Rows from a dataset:
* START *

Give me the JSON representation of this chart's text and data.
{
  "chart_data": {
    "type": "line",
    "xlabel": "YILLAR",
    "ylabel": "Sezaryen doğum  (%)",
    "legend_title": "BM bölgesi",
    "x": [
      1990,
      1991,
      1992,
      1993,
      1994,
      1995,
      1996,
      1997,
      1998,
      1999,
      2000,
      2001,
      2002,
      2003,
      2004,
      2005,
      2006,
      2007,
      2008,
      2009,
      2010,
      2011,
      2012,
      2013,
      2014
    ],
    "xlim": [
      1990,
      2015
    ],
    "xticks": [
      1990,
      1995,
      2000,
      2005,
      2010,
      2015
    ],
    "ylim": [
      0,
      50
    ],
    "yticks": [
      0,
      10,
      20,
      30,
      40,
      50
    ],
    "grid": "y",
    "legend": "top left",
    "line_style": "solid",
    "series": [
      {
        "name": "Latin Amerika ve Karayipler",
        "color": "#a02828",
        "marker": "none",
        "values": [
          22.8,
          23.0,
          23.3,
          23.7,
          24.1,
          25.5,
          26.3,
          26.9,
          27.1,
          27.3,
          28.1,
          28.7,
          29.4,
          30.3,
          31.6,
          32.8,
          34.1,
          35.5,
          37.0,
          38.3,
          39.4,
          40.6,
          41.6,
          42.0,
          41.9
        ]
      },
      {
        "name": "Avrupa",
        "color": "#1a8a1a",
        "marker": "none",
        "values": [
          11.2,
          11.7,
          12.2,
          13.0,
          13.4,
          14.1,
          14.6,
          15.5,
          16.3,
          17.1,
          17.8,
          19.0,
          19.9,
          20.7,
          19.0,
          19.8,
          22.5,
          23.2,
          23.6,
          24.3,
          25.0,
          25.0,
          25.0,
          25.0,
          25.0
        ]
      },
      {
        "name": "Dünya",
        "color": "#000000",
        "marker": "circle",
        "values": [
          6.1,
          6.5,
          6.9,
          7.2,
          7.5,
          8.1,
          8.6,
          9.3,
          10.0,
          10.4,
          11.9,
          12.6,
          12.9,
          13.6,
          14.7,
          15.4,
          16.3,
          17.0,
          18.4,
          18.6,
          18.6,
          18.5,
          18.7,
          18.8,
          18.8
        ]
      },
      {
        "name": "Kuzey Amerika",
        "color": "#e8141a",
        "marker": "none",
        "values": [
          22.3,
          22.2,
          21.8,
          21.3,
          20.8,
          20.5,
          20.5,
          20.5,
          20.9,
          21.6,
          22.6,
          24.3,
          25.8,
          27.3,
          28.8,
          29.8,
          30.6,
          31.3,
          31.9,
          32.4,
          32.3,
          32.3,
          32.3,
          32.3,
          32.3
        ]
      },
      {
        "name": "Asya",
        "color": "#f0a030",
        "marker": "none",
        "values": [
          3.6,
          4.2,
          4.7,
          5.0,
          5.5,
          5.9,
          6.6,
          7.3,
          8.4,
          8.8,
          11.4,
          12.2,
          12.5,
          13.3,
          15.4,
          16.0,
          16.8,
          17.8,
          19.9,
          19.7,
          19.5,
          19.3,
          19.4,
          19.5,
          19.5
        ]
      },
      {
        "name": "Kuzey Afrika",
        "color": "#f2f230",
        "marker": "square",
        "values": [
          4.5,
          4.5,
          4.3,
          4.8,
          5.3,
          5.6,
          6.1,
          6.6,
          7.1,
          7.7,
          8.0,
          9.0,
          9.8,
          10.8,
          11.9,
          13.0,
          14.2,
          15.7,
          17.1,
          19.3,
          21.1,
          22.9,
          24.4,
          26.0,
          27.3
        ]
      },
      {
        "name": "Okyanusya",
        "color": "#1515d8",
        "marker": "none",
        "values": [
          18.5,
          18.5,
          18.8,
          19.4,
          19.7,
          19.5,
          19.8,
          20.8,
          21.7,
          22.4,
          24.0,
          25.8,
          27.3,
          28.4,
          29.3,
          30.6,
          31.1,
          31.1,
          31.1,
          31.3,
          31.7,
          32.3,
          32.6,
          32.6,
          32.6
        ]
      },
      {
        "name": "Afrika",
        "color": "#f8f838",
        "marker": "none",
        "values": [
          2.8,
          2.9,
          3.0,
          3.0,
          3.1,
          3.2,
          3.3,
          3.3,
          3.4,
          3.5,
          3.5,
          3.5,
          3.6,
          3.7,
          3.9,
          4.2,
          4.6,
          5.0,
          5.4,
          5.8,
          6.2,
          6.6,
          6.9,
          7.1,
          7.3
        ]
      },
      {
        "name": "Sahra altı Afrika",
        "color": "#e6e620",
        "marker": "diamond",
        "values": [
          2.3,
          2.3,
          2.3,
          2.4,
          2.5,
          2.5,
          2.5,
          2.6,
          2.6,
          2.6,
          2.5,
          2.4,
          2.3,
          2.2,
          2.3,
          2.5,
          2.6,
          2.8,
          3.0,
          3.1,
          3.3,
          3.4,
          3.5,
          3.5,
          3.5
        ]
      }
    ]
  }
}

* END *

* _DIRECTIONS_
Copy out each record, keeping every word as it is.

* _EXPECTED OUTPUT_
Give me the JSON representation of this chart's text and data.
{
  "chart_data": {
    "type": "line",
    "xlabel": "YILLAR",
    "ylabel": "Sezaryen doğum  (%)",
    "legend_title": "BM bölgesi",
    "x": [
      1990,
      1991,
      1992,
      1993,
      1994,
      1995,
      1996,
      1997,
      1998,
      1999,
      2000,
      2001,
      2002,
      2003,
      2004,
      2005,
      2006,
      2007,
      2008,
      2009,
      2010,
      2011,
      2012,
      2013,
      2014
    ],
    "xlim": [
      1990,
      2015
    ],
    "xticks": [
      1990,
      1995,
      2000,
      2005,
      2010,
      2015
    ],
    "ylim": [
      0,
      50
    ],
    "yticks": [
      0,
      10,
      20,
      30,
      40,
      50
    ],
    "grid": "y",
    "legend": "top left",
    "line_style": "solid",
    "series": [
      {
        "name": "Latin Amerika ve Karayipler",
        "color": "#a02828",
        "marker": "none",
        "values": [
          22.8,
          23.0,
          23.3,
          23.7,
          24.1,
          25.5,
          26.3,
          26.9,
          27.1,
          27.3,
          28.1,
          28.7,
          29.4,
          30.3,
          31.6,
          32.8,
          34.1,
          35.5,
          37.0,
          38.3,
          39.4,
          40.6,
          41.6,
          42.0,
          41.9
        ]
      },
      {
        "name": "Avrupa",
        "color": "#1a8a1a",
        "marker": "none",
        "values": [
          11.2,
          11.7,
          12.2,
          13.0,
          13.4,
          14.1,
          14.6,
          15.5,
          16.3,
          17.1,
          17.8,
          19.0,
          19.9,
          20.7,
          19.0,
          19.8,
          22.5,
          23.2,
          23.6,
          24.3,
          25.0,
          25.0,
          25.0,
          25.0,
          25.0
        ]
      },
      {
        "name": "Dünya",
        "color": "#000000",
        "marker": "circle",
        "values": [
          6.1,
          6.5,
          6.9,
          7.2,
          7.5,
          8.1,
          8.6,
          9.3,
          10.0,
          10.4,
          11.9,
          12.6,
          12.9,
          13.6,
          14.7,
          15.4,
          16.3,
          17.0,
          18.4,
          18.6,
          18.6,
          18.5,
          18.7,
          18.8,
          18.8
        ]
      },
      {
        "name": "Kuzey Amerika",
        "color": "#e8141a",
        "marker": "none",
        "values": [
          22.3,
          22.2,
          21.8,
          21.3,
          20.8,
          20.5,
          20.5,
          20.5,
          20.9,
          21.6,
          22.6,
          24.3,
          25.8,
          27.3,
          28.8,
          29.8,
          30.6,
          31.3,
          31.9,
          32.4,
          32.3,
          32.3,
          32.3,
          32.3,
          32.3
        ]
      },
      {
        "name": "Asya",
        "color": "#f0a030",
        "marker": "none",
        "values": [
          3.6,
          4.2,
          4.7,
          5.0,
          5.5,
          5.9,
          6.6,
          7.3,
          8.4,
          8.8,
          11.4,
          12.2,
          12.5,
          13.3,
          15.4,
          16.0,
          16.8,
          17.8,
          19.9,
          19.7,
          19.5,
          19.3,
          19.4,
          19.5,
          19.5
        ]
      },
      {
        "name": "Kuzey Afrika",
        "color": "#f2f230",
        "marker": "square",
        "values": [
          4.5,
          4.5,
          4.3,
          4.8,
          5.3,
          5.6,
          6.1,
          6.6,
          7.1,
          7.7,
          8.0,
          9.0,
          9.8,
          10.8,
          11.9,
          13.0,
          14.2,
          15.7,
          17.1,
          19.3,
          21.1,
          22.9,
          24.4,
          26.0,
          27.3
        ]
      },
      {
        "name": "Okyanusya",
        "color": "#1515d8",
        "marker": "none",
        "values": [
          18.5,
          18.5,
          18.8,
          19.4,
          19.7,
          19.5,
          19.8,
          20.8,
          21.7,
          22.4,
          24.0,
          25.8,
          27.3,
          28.4,
          29.3,
          30.6,
          31.1,
          31.1,
          31.1,
          31.3,
          31.7,
          32.3,
          32.6,
          32.6,
          32.6
        ]
      },
      {
        "name": "Afrika",
        "color": "#f8f838",
        "marker": "none",
        "values": [
          2.8,
          2.9,
          3.0,
          3.0,
          3.1,
          3.2,
          3.3,
          3.3,
          3.4,
          3.5,
          3.5,
          3.5,
          3.6,
          3.7,
          3.9,
          4.2,
          4.6,
          5.0,
          5.4,
          5.8,
          6.2,
          6.6,
          6.9,
          7.1,
          7.3
        ]
      },
      {
        "name": "Sahra altı Afrika",
        "color": "#e6e620",
        "marker": "diamond",
        "values": [
          2.3,
          2.3,
          2.3,
          2.4,
          2.5,
          2.5,
          2.5,
          2.6,
          2.6,
          2.6,
          2.5,
          2.4,
          2.3,
          2.2,
          2.3,
          2.5,
          2.6,
          2.8,
          3.0,
          3.1,
          3.3,
          3.4,
          3.5,
          3.5,
          3.5
        ]
      }
    ]
  }
}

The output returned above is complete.